> Aim: Reproduce verbatim the lines running from the start of the list through the line that contains "376, 1137, 398]", including both ends.

> Record list:
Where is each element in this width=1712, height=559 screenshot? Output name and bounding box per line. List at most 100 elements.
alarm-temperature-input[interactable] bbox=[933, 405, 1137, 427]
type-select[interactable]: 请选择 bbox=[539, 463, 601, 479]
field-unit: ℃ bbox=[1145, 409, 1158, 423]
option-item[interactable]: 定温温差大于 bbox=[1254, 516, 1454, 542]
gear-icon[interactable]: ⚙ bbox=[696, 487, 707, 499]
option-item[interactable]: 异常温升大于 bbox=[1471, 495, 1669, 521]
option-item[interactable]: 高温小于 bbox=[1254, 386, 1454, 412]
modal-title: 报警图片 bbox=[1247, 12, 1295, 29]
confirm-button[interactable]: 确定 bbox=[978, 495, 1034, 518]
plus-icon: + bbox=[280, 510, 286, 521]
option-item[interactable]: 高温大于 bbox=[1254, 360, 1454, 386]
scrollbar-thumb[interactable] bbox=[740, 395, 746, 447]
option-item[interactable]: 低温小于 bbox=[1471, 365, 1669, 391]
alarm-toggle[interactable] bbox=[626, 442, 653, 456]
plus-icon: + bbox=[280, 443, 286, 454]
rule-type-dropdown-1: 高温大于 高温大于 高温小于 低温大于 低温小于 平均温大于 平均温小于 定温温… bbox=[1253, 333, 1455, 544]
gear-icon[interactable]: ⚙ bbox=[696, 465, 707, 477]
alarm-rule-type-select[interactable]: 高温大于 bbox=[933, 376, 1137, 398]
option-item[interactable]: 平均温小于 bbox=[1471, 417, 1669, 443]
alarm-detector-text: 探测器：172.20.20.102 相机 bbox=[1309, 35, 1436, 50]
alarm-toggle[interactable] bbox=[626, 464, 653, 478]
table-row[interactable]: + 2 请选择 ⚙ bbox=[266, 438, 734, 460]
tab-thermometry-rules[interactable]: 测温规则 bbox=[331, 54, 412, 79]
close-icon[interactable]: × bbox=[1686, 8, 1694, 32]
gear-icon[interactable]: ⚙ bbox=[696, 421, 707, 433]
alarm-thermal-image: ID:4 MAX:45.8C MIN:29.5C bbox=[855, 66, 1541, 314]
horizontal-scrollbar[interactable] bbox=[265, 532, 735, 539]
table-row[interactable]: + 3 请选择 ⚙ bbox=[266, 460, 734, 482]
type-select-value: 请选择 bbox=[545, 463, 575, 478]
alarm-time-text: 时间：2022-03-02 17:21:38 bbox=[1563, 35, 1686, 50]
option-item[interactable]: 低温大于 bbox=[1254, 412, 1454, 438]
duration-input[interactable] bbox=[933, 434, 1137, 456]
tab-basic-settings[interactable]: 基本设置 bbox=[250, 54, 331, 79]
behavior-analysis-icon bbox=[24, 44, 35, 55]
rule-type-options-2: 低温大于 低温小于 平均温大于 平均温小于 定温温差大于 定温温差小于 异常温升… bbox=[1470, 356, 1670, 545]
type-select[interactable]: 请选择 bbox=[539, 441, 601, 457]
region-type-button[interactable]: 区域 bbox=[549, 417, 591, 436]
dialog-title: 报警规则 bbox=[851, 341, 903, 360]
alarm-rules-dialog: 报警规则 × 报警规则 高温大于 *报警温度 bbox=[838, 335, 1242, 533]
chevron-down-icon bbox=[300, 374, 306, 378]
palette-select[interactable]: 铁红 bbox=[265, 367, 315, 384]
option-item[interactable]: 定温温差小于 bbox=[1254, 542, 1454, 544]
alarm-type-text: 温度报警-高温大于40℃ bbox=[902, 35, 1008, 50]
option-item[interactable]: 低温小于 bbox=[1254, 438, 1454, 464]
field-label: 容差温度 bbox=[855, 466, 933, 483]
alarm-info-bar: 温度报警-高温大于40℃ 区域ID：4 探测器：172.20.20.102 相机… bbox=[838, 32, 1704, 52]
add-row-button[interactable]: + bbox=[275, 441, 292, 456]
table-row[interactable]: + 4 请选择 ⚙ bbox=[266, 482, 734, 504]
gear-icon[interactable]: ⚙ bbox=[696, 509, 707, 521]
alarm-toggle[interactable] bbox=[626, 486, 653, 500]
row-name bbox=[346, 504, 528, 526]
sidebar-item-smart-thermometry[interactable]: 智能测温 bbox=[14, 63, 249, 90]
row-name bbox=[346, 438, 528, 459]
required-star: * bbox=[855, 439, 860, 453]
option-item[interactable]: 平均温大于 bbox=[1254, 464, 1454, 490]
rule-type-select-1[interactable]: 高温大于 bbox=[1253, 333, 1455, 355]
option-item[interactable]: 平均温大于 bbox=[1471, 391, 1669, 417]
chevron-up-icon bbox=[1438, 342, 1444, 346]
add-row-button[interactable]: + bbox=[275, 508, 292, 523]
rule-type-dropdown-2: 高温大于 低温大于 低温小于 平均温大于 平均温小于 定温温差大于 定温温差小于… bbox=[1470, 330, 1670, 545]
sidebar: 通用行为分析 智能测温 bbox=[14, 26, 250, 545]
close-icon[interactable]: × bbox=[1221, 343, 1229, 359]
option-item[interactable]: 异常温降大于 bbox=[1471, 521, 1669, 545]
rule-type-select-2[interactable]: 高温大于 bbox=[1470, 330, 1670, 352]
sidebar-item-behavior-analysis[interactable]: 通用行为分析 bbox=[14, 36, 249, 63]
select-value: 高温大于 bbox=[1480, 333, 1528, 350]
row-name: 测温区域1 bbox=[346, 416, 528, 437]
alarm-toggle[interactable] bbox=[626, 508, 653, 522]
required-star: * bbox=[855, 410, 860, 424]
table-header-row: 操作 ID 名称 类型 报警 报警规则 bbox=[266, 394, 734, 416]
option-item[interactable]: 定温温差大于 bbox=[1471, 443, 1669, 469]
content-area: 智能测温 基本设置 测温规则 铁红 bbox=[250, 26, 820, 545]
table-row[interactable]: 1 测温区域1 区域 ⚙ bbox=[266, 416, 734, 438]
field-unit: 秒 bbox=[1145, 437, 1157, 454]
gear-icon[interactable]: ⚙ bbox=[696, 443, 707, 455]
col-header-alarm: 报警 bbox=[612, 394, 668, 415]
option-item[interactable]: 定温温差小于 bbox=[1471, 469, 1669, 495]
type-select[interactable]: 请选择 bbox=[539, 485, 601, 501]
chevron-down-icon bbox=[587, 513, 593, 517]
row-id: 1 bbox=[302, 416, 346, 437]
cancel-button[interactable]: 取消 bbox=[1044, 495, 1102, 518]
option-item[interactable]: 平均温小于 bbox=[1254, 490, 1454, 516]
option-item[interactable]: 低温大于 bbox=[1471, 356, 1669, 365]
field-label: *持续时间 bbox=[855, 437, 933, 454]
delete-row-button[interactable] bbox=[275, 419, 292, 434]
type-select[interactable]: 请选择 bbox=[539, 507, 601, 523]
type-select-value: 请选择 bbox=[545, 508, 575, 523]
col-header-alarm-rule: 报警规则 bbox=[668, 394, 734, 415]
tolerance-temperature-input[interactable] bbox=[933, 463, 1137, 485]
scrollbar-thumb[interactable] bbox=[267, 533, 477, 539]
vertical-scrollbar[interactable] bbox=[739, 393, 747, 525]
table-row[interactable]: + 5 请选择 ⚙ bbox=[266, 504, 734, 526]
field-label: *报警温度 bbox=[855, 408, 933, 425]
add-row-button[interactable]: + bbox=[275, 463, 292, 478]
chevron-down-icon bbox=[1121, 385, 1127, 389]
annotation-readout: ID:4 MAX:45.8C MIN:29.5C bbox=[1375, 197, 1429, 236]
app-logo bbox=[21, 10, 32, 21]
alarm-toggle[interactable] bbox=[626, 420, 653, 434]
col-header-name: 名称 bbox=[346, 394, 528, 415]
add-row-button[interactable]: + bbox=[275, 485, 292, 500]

> Result of this exercise:
Where is each element in this width=1712, height=559 screenshot? Output name and bounding box per line. List at most 100 elements.
alarm-temperature-input[interactable] bbox=[933, 405, 1137, 427]
type-select[interactable]: 请选择 bbox=[539, 463, 601, 479]
field-unit: ℃ bbox=[1145, 409, 1158, 423]
option-item[interactable]: 定温温差大于 bbox=[1254, 516, 1454, 542]
gear-icon[interactable]: ⚙ bbox=[696, 487, 707, 499]
option-item[interactable]: 异常温升大于 bbox=[1471, 495, 1669, 521]
option-item[interactable]: 高温小于 bbox=[1254, 386, 1454, 412]
modal-title: 报警图片 bbox=[1247, 12, 1295, 29]
confirm-button[interactable]: 确定 bbox=[978, 495, 1034, 518]
plus-icon: + bbox=[280, 510, 286, 521]
option-item[interactable]: 高温大于 bbox=[1254, 360, 1454, 386]
scrollbar-thumb[interactable] bbox=[740, 395, 746, 447]
option-item[interactable]: 低温小于 bbox=[1471, 365, 1669, 391]
alarm-toggle[interactable] bbox=[626, 442, 653, 456]
plus-icon: + bbox=[280, 443, 286, 454]
rule-type-dropdown-1: 高温大于 高温大于 高温小于 低温大于 低温小于 平均温大于 平均温小于 定温温… bbox=[1253, 333, 1455, 544]
gear-icon[interactable]: ⚙ bbox=[696, 465, 707, 477]
alarm-rule-type-select[interactable]: 高温大于 bbox=[933, 376, 1137, 398]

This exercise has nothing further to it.